**Written exercise:**
Check each line below for the word "background", and copy those that have it.

[Figure record extracts]
****

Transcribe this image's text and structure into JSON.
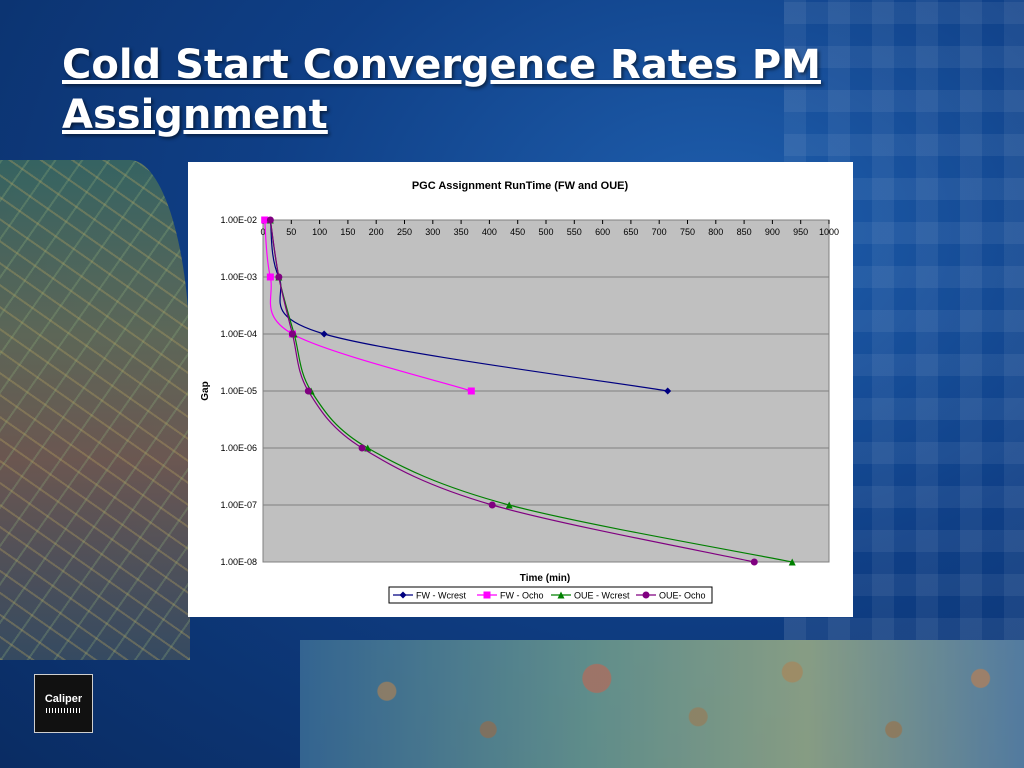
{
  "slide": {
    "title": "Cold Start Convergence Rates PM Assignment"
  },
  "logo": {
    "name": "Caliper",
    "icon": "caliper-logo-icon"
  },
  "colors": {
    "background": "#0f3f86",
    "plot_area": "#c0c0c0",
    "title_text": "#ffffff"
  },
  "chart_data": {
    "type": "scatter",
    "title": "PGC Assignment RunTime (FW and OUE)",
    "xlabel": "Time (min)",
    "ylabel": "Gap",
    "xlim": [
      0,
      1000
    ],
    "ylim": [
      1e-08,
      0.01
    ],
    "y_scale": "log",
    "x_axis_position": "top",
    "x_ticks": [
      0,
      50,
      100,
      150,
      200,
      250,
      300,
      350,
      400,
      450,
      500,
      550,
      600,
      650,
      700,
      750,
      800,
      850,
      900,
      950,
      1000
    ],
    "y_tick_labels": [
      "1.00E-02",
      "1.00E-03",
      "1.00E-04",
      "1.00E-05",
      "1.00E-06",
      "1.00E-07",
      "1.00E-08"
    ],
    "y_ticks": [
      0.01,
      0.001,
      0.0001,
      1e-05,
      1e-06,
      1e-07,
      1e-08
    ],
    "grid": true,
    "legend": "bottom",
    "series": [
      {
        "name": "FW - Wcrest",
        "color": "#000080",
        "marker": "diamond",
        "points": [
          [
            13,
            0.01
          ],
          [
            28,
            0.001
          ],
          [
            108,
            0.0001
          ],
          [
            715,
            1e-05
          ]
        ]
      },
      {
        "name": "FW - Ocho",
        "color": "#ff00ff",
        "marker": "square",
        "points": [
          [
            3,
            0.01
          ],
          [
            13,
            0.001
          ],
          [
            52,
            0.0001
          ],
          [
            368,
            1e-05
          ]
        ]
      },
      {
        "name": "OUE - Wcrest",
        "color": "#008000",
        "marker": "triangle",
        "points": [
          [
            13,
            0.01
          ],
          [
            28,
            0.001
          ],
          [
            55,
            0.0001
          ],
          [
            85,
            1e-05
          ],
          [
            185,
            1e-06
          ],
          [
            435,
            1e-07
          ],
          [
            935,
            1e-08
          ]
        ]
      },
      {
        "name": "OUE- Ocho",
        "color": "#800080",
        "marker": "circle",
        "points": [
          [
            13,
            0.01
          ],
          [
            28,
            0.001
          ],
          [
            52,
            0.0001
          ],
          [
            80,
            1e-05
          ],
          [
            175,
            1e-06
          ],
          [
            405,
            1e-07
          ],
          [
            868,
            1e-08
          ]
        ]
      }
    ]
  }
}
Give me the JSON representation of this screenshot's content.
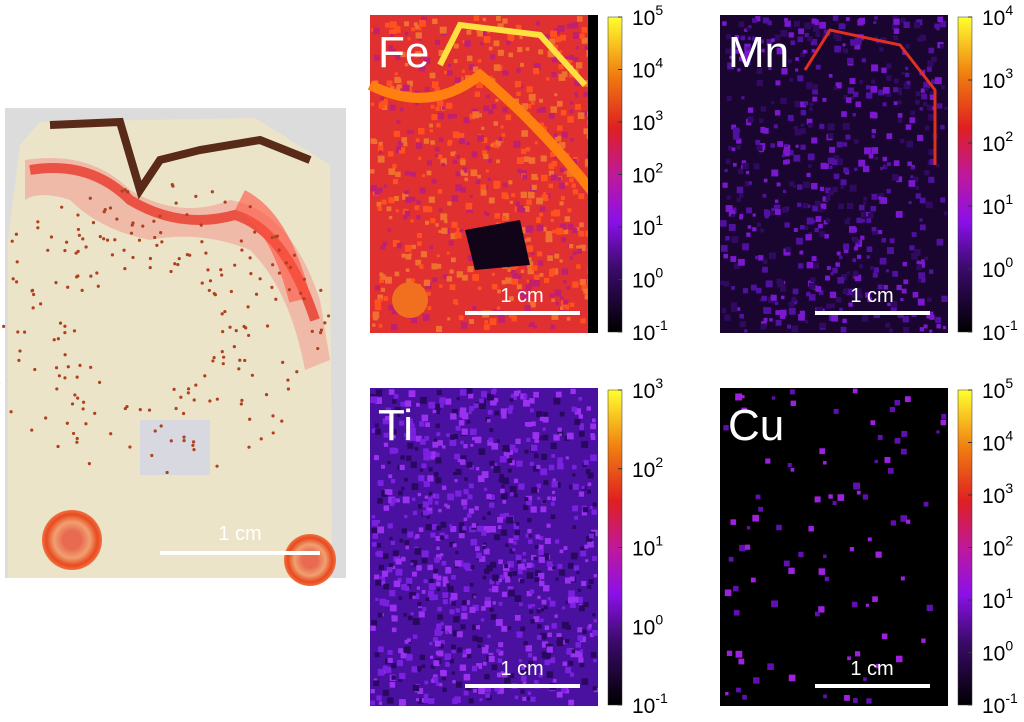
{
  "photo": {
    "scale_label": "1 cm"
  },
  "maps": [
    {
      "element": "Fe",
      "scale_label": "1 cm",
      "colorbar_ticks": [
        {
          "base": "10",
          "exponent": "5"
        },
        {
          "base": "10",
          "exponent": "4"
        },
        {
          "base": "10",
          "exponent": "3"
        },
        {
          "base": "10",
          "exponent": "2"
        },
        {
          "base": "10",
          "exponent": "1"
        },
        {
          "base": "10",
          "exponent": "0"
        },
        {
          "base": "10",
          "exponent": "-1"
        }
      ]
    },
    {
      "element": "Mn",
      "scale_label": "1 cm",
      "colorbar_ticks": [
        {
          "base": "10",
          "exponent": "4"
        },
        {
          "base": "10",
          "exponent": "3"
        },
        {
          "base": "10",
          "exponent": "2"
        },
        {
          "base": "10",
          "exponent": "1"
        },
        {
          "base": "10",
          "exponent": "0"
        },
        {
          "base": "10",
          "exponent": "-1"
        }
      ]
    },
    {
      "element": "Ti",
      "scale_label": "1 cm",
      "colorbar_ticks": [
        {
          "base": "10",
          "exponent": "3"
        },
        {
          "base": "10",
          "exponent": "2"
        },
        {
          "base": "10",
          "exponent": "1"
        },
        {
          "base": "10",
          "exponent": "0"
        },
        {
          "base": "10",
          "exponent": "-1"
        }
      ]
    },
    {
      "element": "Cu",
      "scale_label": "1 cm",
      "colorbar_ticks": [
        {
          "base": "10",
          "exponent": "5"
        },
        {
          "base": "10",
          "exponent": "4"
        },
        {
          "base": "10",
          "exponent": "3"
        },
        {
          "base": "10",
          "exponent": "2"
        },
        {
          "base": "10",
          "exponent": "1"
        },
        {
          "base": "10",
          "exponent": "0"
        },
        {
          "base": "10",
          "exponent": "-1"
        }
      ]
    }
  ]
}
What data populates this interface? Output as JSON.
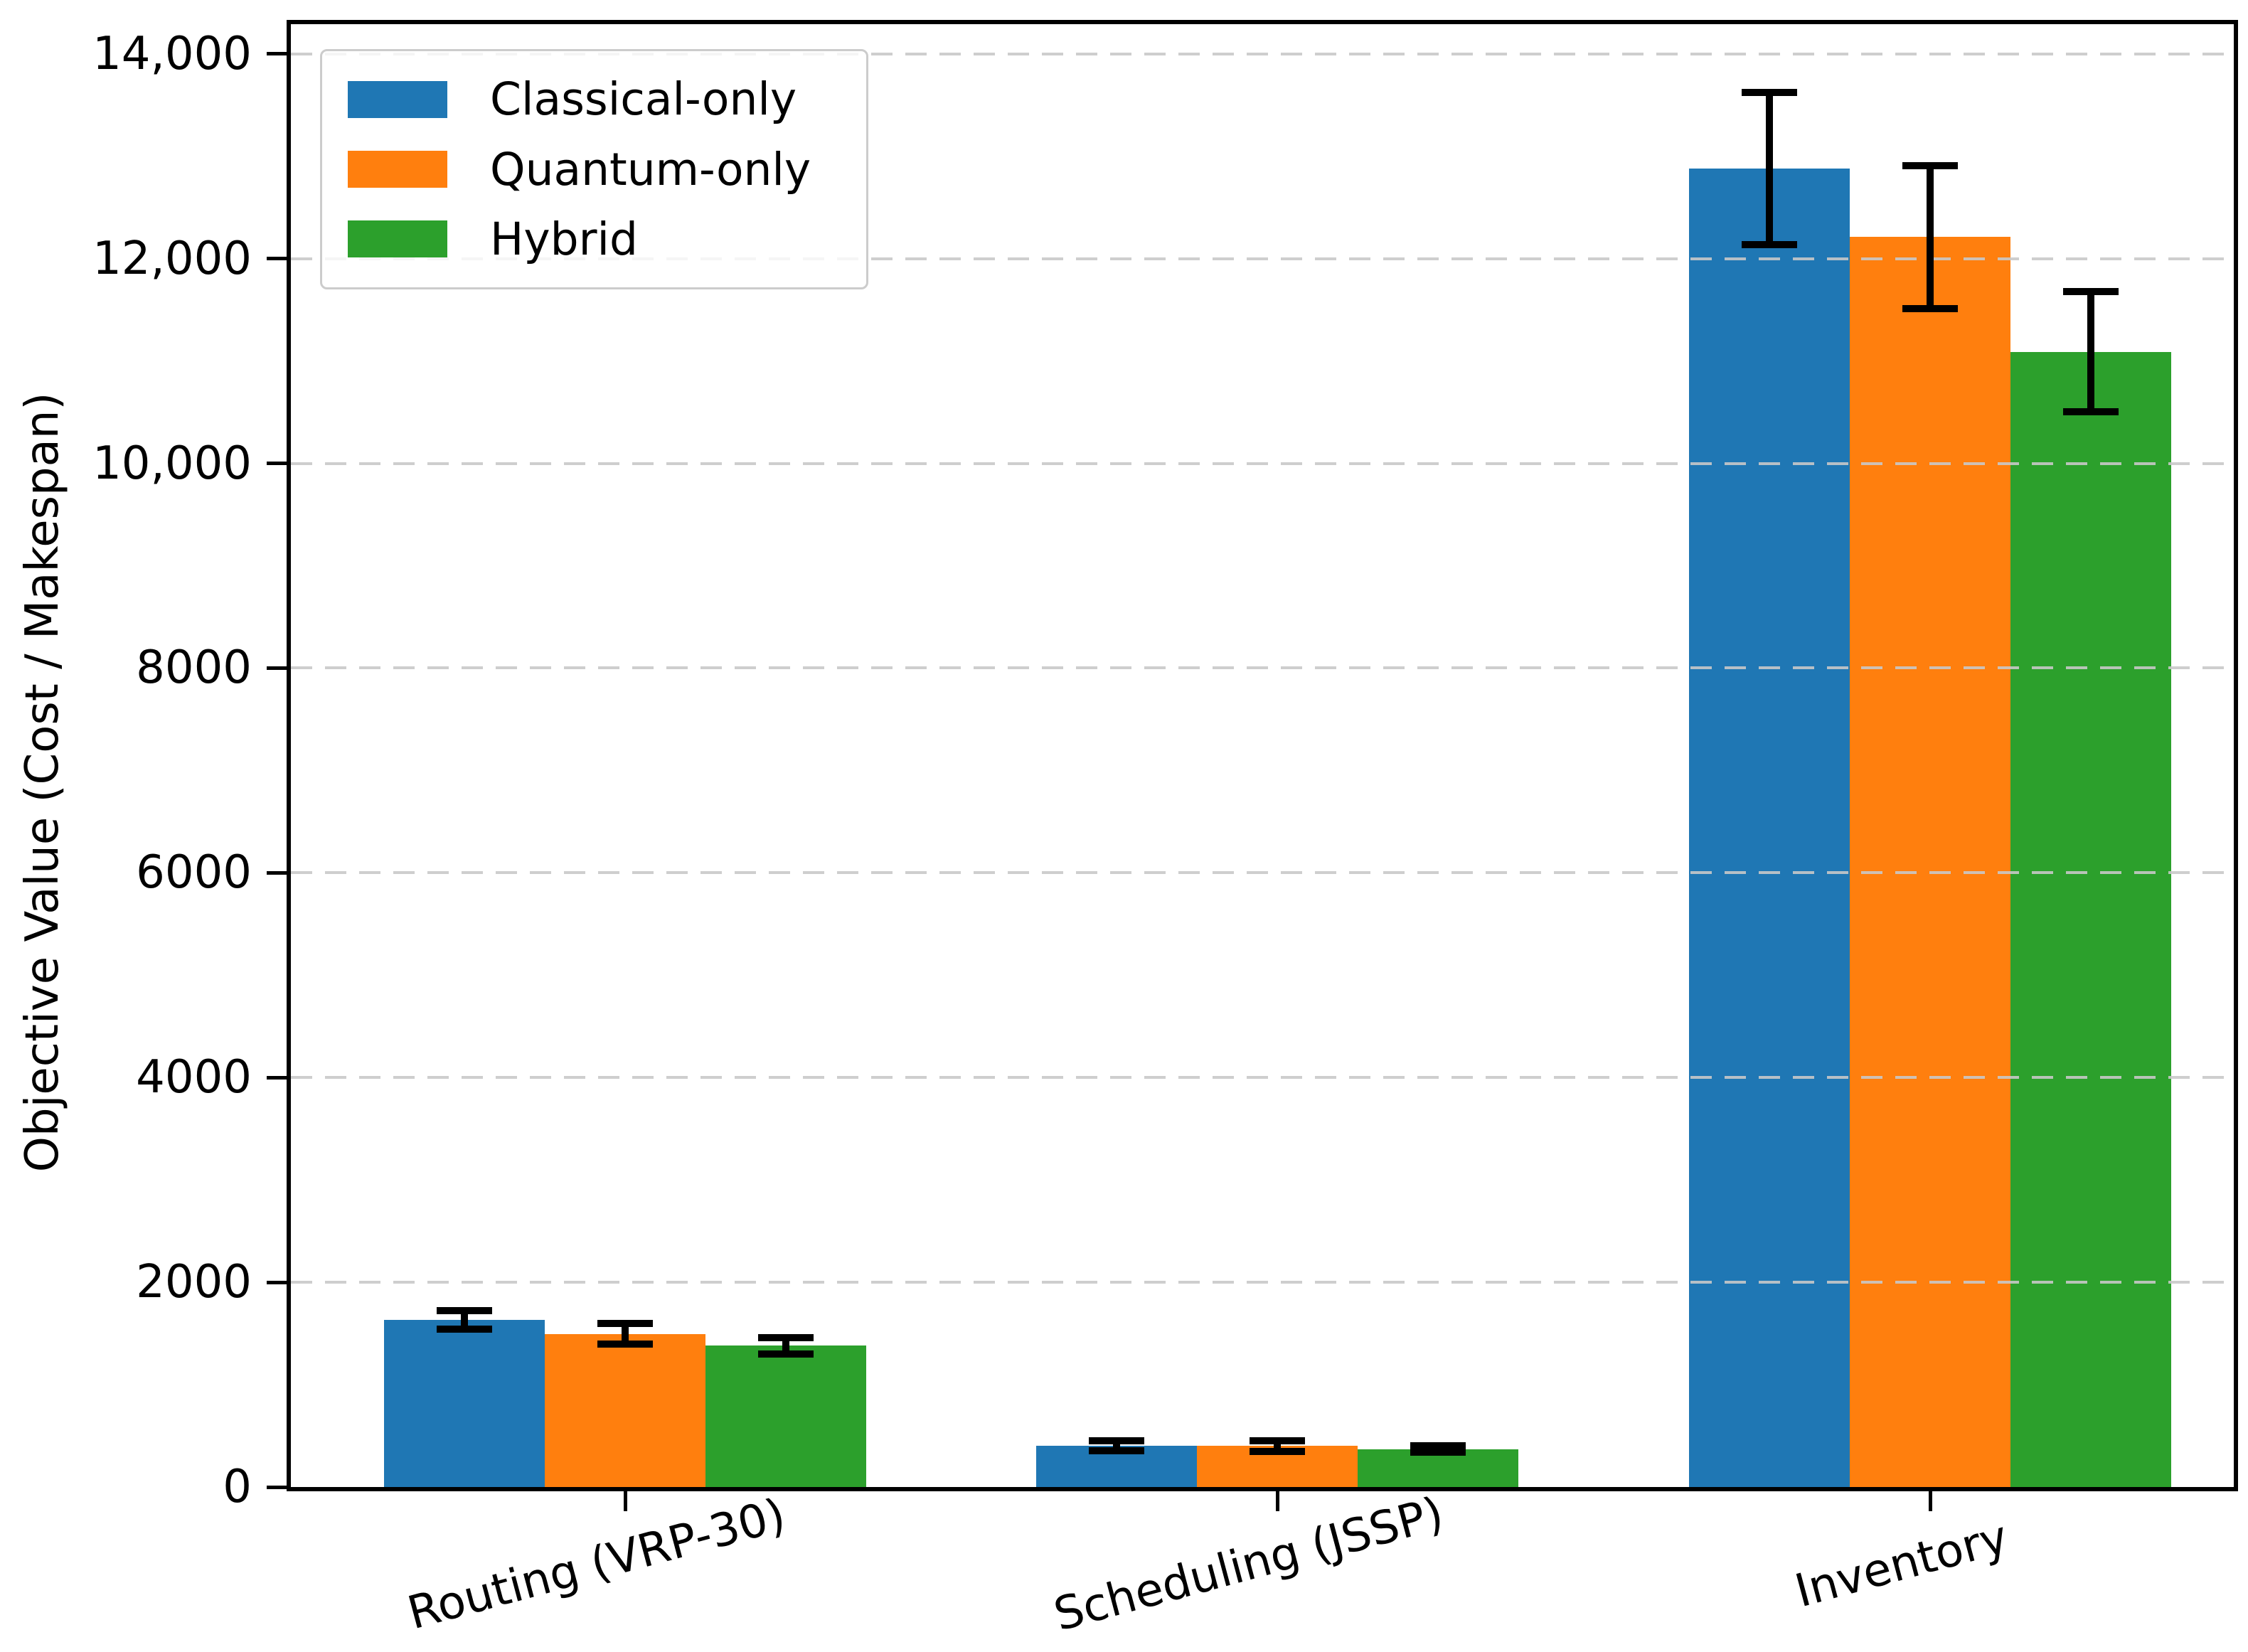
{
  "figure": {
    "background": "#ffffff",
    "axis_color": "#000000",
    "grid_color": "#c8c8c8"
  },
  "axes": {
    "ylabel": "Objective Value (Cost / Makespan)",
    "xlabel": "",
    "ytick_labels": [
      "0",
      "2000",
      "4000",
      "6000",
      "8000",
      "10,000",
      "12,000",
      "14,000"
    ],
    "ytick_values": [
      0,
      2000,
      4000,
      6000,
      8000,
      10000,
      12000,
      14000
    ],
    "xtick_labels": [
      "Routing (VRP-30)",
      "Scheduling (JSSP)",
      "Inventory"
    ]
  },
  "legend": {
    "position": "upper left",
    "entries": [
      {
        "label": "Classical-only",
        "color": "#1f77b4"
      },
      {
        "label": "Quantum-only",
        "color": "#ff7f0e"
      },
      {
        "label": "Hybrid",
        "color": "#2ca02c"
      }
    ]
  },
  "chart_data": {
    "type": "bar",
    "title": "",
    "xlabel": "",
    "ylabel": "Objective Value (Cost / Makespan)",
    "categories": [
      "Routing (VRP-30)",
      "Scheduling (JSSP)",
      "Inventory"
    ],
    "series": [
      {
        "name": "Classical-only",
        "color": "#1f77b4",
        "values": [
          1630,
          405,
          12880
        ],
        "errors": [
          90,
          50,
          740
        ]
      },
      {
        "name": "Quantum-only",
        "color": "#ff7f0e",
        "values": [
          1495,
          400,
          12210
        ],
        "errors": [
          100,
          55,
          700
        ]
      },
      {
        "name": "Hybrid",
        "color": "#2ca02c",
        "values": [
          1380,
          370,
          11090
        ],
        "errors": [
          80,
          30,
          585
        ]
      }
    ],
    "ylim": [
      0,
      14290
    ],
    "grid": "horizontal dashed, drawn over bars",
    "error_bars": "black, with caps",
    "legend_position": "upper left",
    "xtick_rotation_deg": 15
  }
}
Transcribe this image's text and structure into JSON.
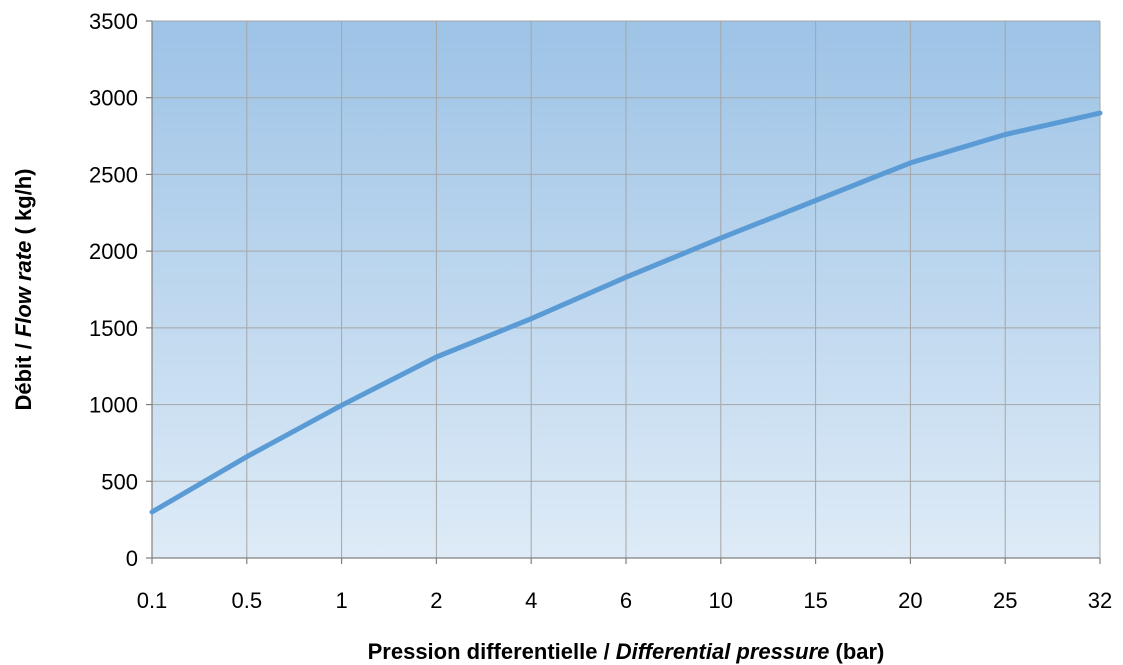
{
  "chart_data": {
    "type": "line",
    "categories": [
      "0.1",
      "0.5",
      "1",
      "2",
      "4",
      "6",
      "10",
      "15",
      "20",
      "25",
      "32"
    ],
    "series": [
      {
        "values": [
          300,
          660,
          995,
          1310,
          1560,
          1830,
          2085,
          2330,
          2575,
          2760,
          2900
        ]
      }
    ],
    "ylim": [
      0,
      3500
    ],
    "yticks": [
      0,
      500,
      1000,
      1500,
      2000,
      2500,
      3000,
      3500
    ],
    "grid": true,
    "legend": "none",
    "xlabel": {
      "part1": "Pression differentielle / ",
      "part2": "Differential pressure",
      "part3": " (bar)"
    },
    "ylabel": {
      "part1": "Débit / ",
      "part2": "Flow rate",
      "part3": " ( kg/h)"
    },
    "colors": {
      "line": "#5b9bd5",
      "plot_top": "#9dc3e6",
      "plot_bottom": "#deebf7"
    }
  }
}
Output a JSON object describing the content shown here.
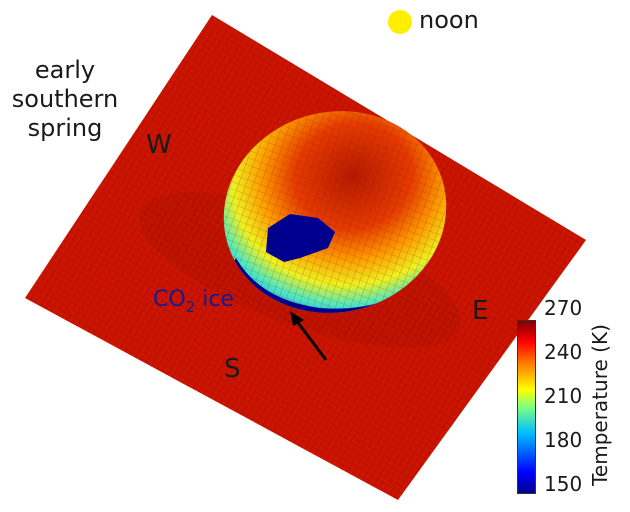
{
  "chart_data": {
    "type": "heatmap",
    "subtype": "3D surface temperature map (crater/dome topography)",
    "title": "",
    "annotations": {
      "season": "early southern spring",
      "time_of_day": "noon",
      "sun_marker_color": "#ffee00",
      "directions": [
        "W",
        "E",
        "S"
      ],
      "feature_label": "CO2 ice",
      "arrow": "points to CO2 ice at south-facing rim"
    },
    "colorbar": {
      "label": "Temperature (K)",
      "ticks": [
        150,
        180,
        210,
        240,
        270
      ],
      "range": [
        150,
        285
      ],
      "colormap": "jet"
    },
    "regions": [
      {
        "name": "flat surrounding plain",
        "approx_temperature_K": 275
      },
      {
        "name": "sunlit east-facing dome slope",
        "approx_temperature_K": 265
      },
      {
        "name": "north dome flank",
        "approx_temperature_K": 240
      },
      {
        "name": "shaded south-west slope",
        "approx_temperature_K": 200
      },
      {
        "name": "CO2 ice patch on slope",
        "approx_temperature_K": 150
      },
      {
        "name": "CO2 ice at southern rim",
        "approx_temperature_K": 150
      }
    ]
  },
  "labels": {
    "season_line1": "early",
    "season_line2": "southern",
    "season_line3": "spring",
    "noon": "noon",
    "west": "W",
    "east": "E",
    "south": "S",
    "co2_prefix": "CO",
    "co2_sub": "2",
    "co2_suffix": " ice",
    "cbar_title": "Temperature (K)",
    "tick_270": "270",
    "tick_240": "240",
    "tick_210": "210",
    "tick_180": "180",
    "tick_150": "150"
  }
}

****

**Written reply:**
    "background": "#0f3f86",
    "background": "#ffffff",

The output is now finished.